## Excerto do texto:

-----

A desfiguração da democracia é cada vez mais patente. Tendo como original objetivo garantir o governo das maiorias para benefício das maiorias, a democracia está a ser convertida num governo de minorias para benefício das minorias. Se no início da invasão da Ucrânia se fizesse um inquérito à opinião pública europeia sobre a continuidade da guerra ou a imediata negociação da paz, estou certo que a resposta a favor da paz seria avassaladoramente majoritária. No entanto, aí está a continuidade da guerra com a sua incontestável e, até agora, única certeza: os grandes derrotados são o povo ucraniano e os restantes povos europeus. Nada disto vai ocorrer em vão. Será bom tomar nota desde já que foram os governos mais autoritários (Hungria, Turquia) e os partidos de extrema-direita os que menos entusiasmo mostraram pela vertigem bélica e antirrussa que os neoconservadores norte-americanos conseguiram impor na Europa através de uma guerra de informação sem precedentes. É assim que, em nome da democracia, se promove a autocracia.
As novas ditaduras que se vão anunciando no horizonte não proíbem a diversidade política partidária; eliminam antes a diversidade ideológica entre as diferenças partidárias. Não eliminam a liberdade; reduzem esta a um menu de liberdades autorizadas. Não hostilizam o exercício da cidadania; induzem os cidadãos a hostilizá-lo ou a ser-lhe indiferente. Não reduzem a informação; aumentam-na até à exaustão pela repetição sempre igual e sempre diferente do mesmo. Não eliminam a deliberação política; fazem com que ela seja tanto mais dramática quanto mais irrelevante for a deliberação, deixando para entidades não democráticas as “verdadeiras” decisões, sejam tais entidades Bilderberg, Google, Facebook, Twitter, BlackRock, Citigroup, deep state, etc.

-----

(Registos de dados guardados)

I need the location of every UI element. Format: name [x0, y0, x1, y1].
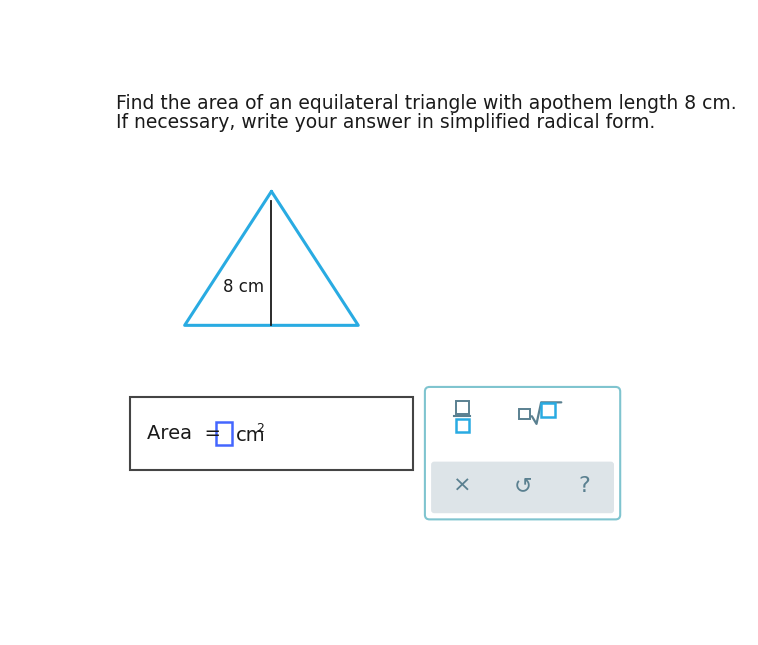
FancyBboxPatch shape [541, 403, 555, 417]
FancyBboxPatch shape [425, 387, 620, 519]
Text: Find the area of an equilateral triangle with apothem length 8 cm.: Find the area of an equilateral triangle… [117, 94, 737, 114]
FancyBboxPatch shape [456, 401, 468, 414]
FancyBboxPatch shape [456, 419, 468, 432]
Text: ↺: ↺ [513, 476, 532, 496]
Text: If necessary, write your answer in simplified radical form.: If necessary, write your answer in simpl… [117, 113, 656, 132]
FancyBboxPatch shape [431, 462, 614, 513]
Text: ×: × [453, 476, 471, 496]
FancyBboxPatch shape [217, 422, 232, 445]
FancyBboxPatch shape [130, 397, 412, 470]
Text: 8 cm: 8 cm [223, 278, 264, 296]
Text: cm: cm [236, 426, 265, 444]
Text: Area  =: Area = [147, 424, 221, 443]
Text: ?: ? [578, 476, 590, 496]
FancyBboxPatch shape [518, 408, 530, 419]
Text: 2: 2 [256, 422, 264, 435]
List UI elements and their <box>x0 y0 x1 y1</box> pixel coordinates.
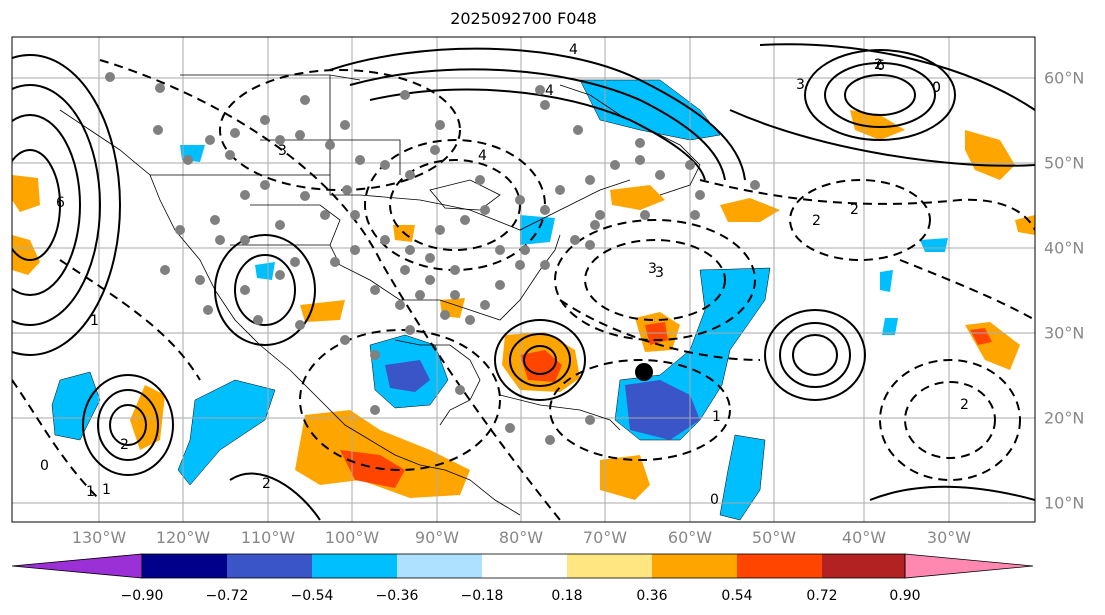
svg-text:2: 2 <box>960 397 969 413</box>
storm-center-marker <box>635 363 653 381</box>
lon-label-100w: 100°W <box>324 528 380 547</box>
svg-text:1: 1 <box>712 409 721 425</box>
lat-label-10n: 10°N <box>1044 493 1085 513</box>
colorbar-segment <box>397 554 482 578</box>
graticule <box>12 37 1035 522</box>
colorbar-tick-label: −0.72 <box>205 588 249 604</box>
svg-text:3: 3 <box>648 261 657 277</box>
colorbar-segment <box>482 554 567 578</box>
lat-label-50n: 50°N <box>1044 153 1085 173</box>
svg-text:2: 2 <box>262 476 271 492</box>
svg-text:6: 6 <box>56 195 65 211</box>
colorbar-tick-label: −0.90 <box>120 588 164 604</box>
svg-text:1: 1 <box>86 484 95 500</box>
contour-labels: 0 1 2 3 4 6 0 2 3 4 6 0 1 2 3 2 1 0 2 3 … <box>40 42 969 508</box>
colorbar-segment <box>567 554 652 578</box>
colorbar <box>11 553 1034 579</box>
svg-text:0: 0 <box>710 492 719 508</box>
colorbar-segment <box>652 554 737 578</box>
svg-text:2: 2 <box>812 213 821 229</box>
lat-label-20n: 20°N <box>1044 408 1085 428</box>
colorbar-tick-label: 0.90 <box>889 588 921 604</box>
lon-label-40w: 40°W <box>841 528 887 547</box>
map-frame <box>11 36 1036 523</box>
colorbar-tick-label: 0.72 <box>806 588 838 604</box>
lon-label-110w: 110°W <box>240 528 296 547</box>
lat-label-60n: 60°N <box>1044 68 1085 88</box>
colorbar-segment <box>737 554 822 578</box>
svg-text:4: 4 <box>569 42 578 58</box>
colorbar-segment <box>312 554 397 578</box>
colorbar-segment <box>227 554 312 578</box>
colorbar-tick-label: 0.18 <box>551 588 583 604</box>
lon-label-70w: 70°W <box>582 528 628 547</box>
lat-label-30n: 30°N <box>1044 323 1085 343</box>
lon-label-90w: 90°W <box>414 528 460 547</box>
svg-text:3: 3 <box>655 265 664 281</box>
svg-text:2: 2 <box>874 57 883 73</box>
colorbar-max-arrow <box>904 553 1034 579</box>
svg-text:2: 2 <box>850 202 859 218</box>
shaded-fields <box>12 79 1035 521</box>
svg-text:2: 2 <box>120 437 129 453</box>
svg-text:1: 1 <box>102 482 111 498</box>
colorbar-segment <box>142 554 227 578</box>
svg-text:4: 4 <box>545 83 554 99</box>
svg-text:0: 0 <box>932 80 941 96</box>
colorbar-segment <box>822 554 905 578</box>
colorbar-min-arrow <box>11 553 143 579</box>
colorbar-tick-label: −0.54 <box>290 588 334 604</box>
lon-label-80w: 80°W <box>498 528 544 547</box>
station-markers <box>105 72 760 445</box>
colorbar-tick-label: 0.54 <box>721 588 753 604</box>
colorbar-tick-label: −0.18 <box>460 588 504 604</box>
svg-text:6: 6 <box>876 58 885 74</box>
colorbar-tick-label: 0.36 <box>636 588 668 604</box>
svg-text:0: 0 <box>932 80 941 96</box>
lon-label-60w: 60°W <box>667 528 713 547</box>
svg-text:1: 1 <box>90 313 99 329</box>
contours <box>12 43 1035 521</box>
map-title: 2025092700 F048 <box>450 9 597 28</box>
svg-text:3: 3 <box>278 143 287 159</box>
lon-label-50w: 50°W <box>751 528 797 547</box>
svg-text:3: 3 <box>796 77 805 93</box>
lon-label-130w: 130°W <box>71 528 127 547</box>
svg-text:0: 0 <box>40 458 49 474</box>
lon-label-120w: 120°W <box>155 528 211 547</box>
colorbar-tick-label: −0.36 <box>375 588 419 604</box>
lat-label-40n: 40°N <box>1044 238 1085 258</box>
svg-text:4: 4 <box>478 148 487 164</box>
lon-label-30w: 30°W <box>926 528 972 547</box>
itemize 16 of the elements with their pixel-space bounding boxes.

-----

## Enunciado 1:
Duplique as linhas do material fornecido, desde a que contém "svg-text:2: 2 <box>960 397 969 413</box>" até à que contém "svg-text:1: 1 <box>86 484 95 500</box>", ambas incluídas.
## Enunciado 2:
Prossiga o excerto sobre a desfiguração da democracia a partir do ponto em que termina.
O excerto sobre a desfiguração da democracia e as linhas do material fornecido não têm qualquer relação entre si.

## Resposta 1:
svg-text:2: 2 <box>960 397 969 413</box>
storm-center-marker <box>635 363 653 381</box>
lon-label-100w: 100°W <box>324 528 380 547</box>
svg-text:1: 1 <box>712 409 721 425</box>
lat-label-10n: 10°N <box>1044 493 1085 513</box>
colorbar-segment <box>397 554 482 578</box>
graticule <box>12 37 1035 522</box>
colorbar-tick-label: −0.72 <box>205 588 249 604</box>
svg-text:3: 3 <box>648 261 657 277</box>
colorbar-segment <box>482 554 567 578</box>
lat-label-50n: 50°N <box>1044 153 1085 173</box>
svg-text:2: 2 <box>262 476 271 492</box>
svg-text:6: 6 <box>56 195 65 211</box>
colorbar-tick-label: −0.90 <box>120 588 164 604</box>
svg-text:1: 1 <box>86 484 95 500</box>

## Resposta 2:
As regiões do mundo que mais intensamente sofrem com a crise ecológica são a África, algumas ilhas do Pacífico e alguns países do sul da Ásia (Bangladesh), mas onde ela tem sido mais vivamente discutida é na Europa e na América Latina. Perante a atual onda de calor e suas consequências, o Secretário-Geral da ONU declarou recentemente que a humanidade está perante uma escolha existencial: “ou ação coletiva ou suicídio coletivo”. Já em fins de maio de 2020, a temperatura ao norte do Círculo Polar Ártico chegou a 26ºC. Um pouco mais ao sul, na Sibéria – aquela região do mundo que se usa como referência de algo muito frio – as temperaturas atingiram 30°C. O gelo do Oceano Glacial Ártico conheceu em 2020 o maior declínio já registrado em apenas um mês.
Entretanto, está em construção um novo continente, o continente dos plásticos em pleno Oceano Pacífico, estendendo-se da Califórnia ao arquipélago do Havaí. Ao longo de muitos milhares de anos, os seres humanos têm-se concentrado nas regiões tropicais e temperadas da Terra. A manter-se o atual ritmo de aquecimento global, entre 1 e 3 bilhões de pessoas estarão nos próximos 50 anos fora do nicho climático onde se concentra atualmente a maioria da população mundial – a zona sul-oriental do continente asiático. Um dos países mais gravemente atingidos pelas cheias associadas às monções é Bangladesh, com cerca de um quarto do seu território inundado, uma situação que afeta mais de 4 milhões de pessoas.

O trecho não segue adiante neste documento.